§ **Task requirements**
Read the records and gather each line that includes "кредитного".

** start of Provided data **

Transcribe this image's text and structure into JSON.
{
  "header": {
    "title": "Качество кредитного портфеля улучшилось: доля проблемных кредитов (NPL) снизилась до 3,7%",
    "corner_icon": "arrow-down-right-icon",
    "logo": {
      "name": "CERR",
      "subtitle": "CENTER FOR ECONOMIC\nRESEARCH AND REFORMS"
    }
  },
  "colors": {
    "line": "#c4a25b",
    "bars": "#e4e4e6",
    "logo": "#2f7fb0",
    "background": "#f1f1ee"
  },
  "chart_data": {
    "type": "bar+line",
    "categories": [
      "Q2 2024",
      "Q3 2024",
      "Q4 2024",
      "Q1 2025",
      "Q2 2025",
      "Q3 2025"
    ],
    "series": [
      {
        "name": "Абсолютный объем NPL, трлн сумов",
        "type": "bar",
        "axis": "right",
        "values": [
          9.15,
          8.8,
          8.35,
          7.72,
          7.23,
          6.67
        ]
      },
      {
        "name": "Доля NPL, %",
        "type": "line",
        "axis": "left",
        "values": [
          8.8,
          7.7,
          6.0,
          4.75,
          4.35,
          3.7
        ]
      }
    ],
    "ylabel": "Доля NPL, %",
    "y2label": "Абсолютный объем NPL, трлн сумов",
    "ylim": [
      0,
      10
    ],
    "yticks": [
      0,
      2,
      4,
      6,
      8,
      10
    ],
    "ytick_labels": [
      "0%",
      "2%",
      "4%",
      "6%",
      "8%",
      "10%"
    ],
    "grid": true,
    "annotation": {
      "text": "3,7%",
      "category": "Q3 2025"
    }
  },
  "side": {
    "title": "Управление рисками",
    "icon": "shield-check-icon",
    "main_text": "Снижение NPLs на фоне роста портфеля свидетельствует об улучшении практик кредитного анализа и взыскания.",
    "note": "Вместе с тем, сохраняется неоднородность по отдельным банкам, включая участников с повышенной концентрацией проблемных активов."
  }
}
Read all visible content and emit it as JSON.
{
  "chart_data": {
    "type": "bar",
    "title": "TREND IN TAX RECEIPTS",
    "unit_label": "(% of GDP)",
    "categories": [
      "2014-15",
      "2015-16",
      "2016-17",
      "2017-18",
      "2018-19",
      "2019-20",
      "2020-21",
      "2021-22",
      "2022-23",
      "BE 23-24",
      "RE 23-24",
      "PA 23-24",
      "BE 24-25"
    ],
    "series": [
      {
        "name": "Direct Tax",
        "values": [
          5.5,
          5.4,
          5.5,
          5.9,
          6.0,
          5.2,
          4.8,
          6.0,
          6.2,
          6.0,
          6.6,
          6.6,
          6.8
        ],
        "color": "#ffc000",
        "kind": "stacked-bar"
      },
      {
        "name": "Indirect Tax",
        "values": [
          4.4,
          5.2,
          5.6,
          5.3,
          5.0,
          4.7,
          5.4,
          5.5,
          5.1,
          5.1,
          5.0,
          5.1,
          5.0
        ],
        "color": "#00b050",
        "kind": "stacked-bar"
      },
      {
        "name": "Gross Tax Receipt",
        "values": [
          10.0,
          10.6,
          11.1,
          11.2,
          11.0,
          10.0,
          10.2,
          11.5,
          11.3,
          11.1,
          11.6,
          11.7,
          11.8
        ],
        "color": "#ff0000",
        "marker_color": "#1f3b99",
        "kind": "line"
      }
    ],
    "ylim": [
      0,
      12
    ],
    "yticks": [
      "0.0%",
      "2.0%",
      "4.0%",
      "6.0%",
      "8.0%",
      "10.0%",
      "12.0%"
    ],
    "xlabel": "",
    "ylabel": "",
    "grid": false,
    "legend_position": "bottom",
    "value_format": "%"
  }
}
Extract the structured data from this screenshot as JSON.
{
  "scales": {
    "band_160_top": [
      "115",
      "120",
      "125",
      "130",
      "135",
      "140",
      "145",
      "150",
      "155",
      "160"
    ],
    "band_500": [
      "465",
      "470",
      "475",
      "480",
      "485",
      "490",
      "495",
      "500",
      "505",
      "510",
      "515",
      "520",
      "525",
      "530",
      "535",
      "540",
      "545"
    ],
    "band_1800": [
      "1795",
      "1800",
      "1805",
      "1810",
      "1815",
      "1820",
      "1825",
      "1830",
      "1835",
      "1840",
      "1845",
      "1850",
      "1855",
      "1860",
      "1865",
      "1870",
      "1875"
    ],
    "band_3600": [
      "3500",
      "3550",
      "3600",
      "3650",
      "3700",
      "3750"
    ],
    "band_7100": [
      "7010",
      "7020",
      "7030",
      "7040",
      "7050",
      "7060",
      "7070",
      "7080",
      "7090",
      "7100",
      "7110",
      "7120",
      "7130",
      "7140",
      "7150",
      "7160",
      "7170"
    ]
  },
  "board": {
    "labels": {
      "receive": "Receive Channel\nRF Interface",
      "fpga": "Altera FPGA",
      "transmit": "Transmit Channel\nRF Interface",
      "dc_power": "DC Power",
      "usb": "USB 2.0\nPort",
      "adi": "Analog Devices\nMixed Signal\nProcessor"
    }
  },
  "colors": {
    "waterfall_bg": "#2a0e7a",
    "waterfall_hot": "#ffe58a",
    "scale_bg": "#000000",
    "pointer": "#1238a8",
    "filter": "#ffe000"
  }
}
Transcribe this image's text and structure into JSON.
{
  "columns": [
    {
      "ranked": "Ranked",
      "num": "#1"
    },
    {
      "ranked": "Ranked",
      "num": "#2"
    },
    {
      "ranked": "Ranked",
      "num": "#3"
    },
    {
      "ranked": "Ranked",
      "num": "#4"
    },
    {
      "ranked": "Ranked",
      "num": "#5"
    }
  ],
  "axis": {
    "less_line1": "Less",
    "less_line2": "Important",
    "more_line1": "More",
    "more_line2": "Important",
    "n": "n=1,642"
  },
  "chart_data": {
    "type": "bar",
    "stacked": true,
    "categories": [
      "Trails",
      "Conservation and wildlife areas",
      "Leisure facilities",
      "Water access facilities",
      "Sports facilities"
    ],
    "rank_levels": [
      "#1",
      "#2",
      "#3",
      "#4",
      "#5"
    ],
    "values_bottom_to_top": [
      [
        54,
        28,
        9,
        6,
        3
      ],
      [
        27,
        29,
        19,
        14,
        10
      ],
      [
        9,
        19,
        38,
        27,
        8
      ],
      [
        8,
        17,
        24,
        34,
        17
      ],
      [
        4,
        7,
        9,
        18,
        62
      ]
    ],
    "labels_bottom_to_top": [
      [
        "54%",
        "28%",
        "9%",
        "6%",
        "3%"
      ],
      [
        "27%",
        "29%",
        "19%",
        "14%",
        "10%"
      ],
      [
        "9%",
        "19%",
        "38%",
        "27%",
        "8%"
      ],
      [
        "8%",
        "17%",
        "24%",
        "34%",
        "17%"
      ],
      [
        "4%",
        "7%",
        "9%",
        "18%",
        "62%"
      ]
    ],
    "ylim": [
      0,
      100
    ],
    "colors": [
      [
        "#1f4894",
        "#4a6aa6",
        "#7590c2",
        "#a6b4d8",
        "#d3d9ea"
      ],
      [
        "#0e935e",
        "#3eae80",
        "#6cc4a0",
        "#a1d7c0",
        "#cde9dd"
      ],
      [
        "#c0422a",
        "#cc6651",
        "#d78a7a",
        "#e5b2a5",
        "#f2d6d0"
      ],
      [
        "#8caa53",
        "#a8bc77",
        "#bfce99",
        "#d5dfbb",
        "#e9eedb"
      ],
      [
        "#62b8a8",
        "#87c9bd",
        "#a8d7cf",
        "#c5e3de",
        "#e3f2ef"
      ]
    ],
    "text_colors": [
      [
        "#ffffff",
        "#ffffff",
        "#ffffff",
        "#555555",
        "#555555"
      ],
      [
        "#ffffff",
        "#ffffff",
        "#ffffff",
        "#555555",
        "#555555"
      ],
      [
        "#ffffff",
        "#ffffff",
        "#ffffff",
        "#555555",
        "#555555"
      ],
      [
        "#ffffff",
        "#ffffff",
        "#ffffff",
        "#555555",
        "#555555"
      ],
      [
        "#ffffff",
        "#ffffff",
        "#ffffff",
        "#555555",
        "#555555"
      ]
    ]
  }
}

** end of Provided data **

§ **Answer for the task**
    "title": "Качество кредитного портфеля улучшилось: доля проблемных кредитов (NPL) снизилась до 3,7%",
    "main_text": "Снижение NPLs на фоне роста портфеля свидетельствует об улучшении практик кредитного анализа и взыскания.",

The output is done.